(What needs to be done): Transcribe the records that follow in their entirety, omitting any pictures.

Dataset records:
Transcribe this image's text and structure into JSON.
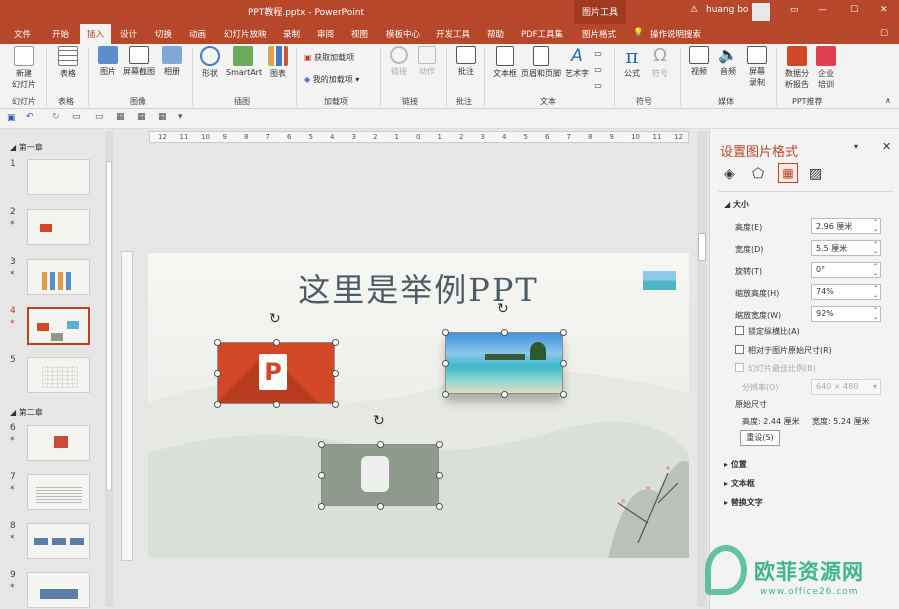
{
  "window": {
    "title": "PPT教程.pptx  -  PowerPoint",
    "context_tab": "图片工具",
    "user": "huang bo"
  },
  "tabs": [
    "文件",
    "开始",
    "插入",
    "设计",
    "切换",
    "动画",
    "幻灯片放映",
    "录制",
    "审阅",
    "视图",
    "模板中心",
    "开发工具",
    "帮助",
    "PDF工具集",
    "图片格式"
  ],
  "selected_tab": "插入",
  "tell_me": "操作说明搜索",
  "ribbon": {
    "buttons": [
      "新建\n幻灯片",
      "表格",
      "图片",
      "屏幕截图",
      "相册",
      "形状",
      "SmartArt",
      "图表",
      "获取加载项",
      "我的加载项",
      "链接",
      "动作",
      "批注",
      "文本框",
      "页眉和页脚",
      "艺术字",
      "公式",
      "符号",
      "视频",
      "音频",
      "屏幕\n录制",
      "数据分\n析报告",
      "企业\n培训"
    ],
    "groups": [
      "幻灯片",
      "表格",
      "图像",
      "插图",
      "加载项",
      "链接",
      "批注",
      "文本",
      "符号",
      "媒体",
      "PPT推荐"
    ]
  },
  "ruler": {
    "h_ticks": [
      "12",
      "11",
      "10",
      "9",
      "8",
      "7",
      "6",
      "5",
      "4",
      "3",
      "2",
      "1",
      "0",
      "1",
      "2",
      "3",
      "4",
      "5",
      "6",
      "7",
      "8",
      "9",
      "10",
      "11",
      "12"
    ]
  },
  "sidebar": {
    "sections": [
      "第一章",
      "第二章"
    ],
    "slide_numbers": [
      "1",
      "2",
      "3",
      "4",
      "5",
      "6",
      "7",
      "8",
      "9"
    ],
    "selected_slide": "4"
  },
  "slide": {
    "title": "这里是举例PPT"
  },
  "format_pane": {
    "title": "设置图片格式",
    "section_size": "大小",
    "fields": [
      {
        "label": "高度(E)",
        "value": "2.96 厘米"
      },
      {
        "label": "宽度(D)",
        "value": "5.5 厘米"
      },
      {
        "label": "旋转(T)",
        "value": "0°"
      },
      {
        "label": "缩放高度(H)",
        "value": "74%"
      },
      {
        "label": "缩放宽度(W)",
        "value": "92%"
      }
    ],
    "checkboxes": [
      "锁定纵横比(A)",
      "相对于图片原始尺寸(R)",
      "幻灯片最佳比例(B)"
    ],
    "resolution_label": "分辨率(O)",
    "resolution_value": "640 × 480",
    "original_size_label": "原始尺寸",
    "original_height": "高度: 2.44 厘米",
    "original_width": "宽度: 5.24 厘米",
    "reset_button": "重设(S)",
    "collapsed_sections": [
      "位置",
      "文本框",
      "替换文字"
    ]
  },
  "watermark": {
    "text": "欧菲资源网",
    "url": "www.office26.com"
  },
  "colors": {
    "accent": "#b7472a",
    "ppt_red": "#d24726",
    "gray_icon": "#8e9a8c"
  }
}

(Result for this exercise):
Transcribe this image's text and structure into JSON.
{
  "window": {
    "title": "PPT教程.pptx  -  PowerPoint",
    "context_tab": "图片工具",
    "user": "huang bo"
  },
  "tabs": [
    "文件",
    "开始",
    "插入",
    "设计",
    "切换",
    "动画",
    "幻灯片放映",
    "录制",
    "审阅",
    "视图",
    "模板中心",
    "开发工具",
    "帮助",
    "PDF工具集",
    "图片格式"
  ],
  "selected_tab": "插入",
  "tell_me": "操作说明搜索",
  "ribbon": {
    "buttons": [
      "新建\n幻灯片",
      "表格",
      "图片",
      "屏幕截图",
      "相册",
      "形状",
      "SmartArt",
      "图表",
      "获取加载项",
      "我的加载项",
      "链接",
      "动作",
      "批注",
      "文本框",
      "页眉和页脚",
      "艺术字",
      "公式",
      "符号",
      "视频",
      "音频",
      "屏幕\n录制",
      "数据分\n析报告",
      "企业\n培训"
    ],
    "groups": [
      "幻灯片",
      "表格",
      "图像",
      "插图",
      "加载项",
      "链接",
      "批注",
      "文本",
      "符号",
      "媒体",
      "PPT推荐"
    ]
  },
  "ruler": {
    "h_ticks": [
      "12",
      "11",
      "10",
      "9",
      "8",
      "7",
      "6",
      "5",
      "4",
      "3",
      "2",
      "1",
      "0",
      "1",
      "2",
      "3",
      "4",
      "5",
      "6",
      "7",
      "8",
      "9",
      "10",
      "11",
      "12"
    ]
  },
  "sidebar": {
    "sections": [
      "第一章",
      "第二章"
    ],
    "slide_numbers": [
      "1",
      "2",
      "3",
      "4",
      "5",
      "6",
      "7",
      "8",
      "9"
    ],
    "selected_slide": "4"
  },
  "slide": {
    "title": "这里是举例PPT"
  },
  "format_pane": {
    "title": "设置图片格式",
    "section_size": "大小",
    "fields": [
      {
        "label": "高度(E)",
        "value": "2.96 厘米"
      },
      {
        "label": "宽度(D)",
        "value": "5.5 厘米"
      },
      {
        "label": "旋转(T)",
        "value": "0°"
      },
      {
        "label": "缩放高度(H)",
        "value": "74%"
      },
      {
        "label": "缩放宽度(W)",
        "value": "92%"
      }
    ],
    "checkboxes": [
      "锁定纵横比(A)",
      "相对于图片原始尺寸(R)",
      "幻灯片最佳比例(B)"
    ],
    "resolution_label": "分辨率(O)",
    "resolution_value": "640 × 480",
    "original_size_label": "原始尺寸",
    "original_height": "高度: 2.44 厘米",
    "original_width": "宽度: 5.24 厘米",
    "reset_button": "重设(S)",
    "collapsed_sections": [
      "位置",
      "文本框",
      "替换文字"
    ]
  },
  "watermark": {
    "text": "欧菲资源网",
    "url": "www.office26.com"
  },
  "colors": {
    "accent": "#b7472a",
    "ppt_red": "#d24726",
    "gray_icon": "#8e9a8c"
  }
}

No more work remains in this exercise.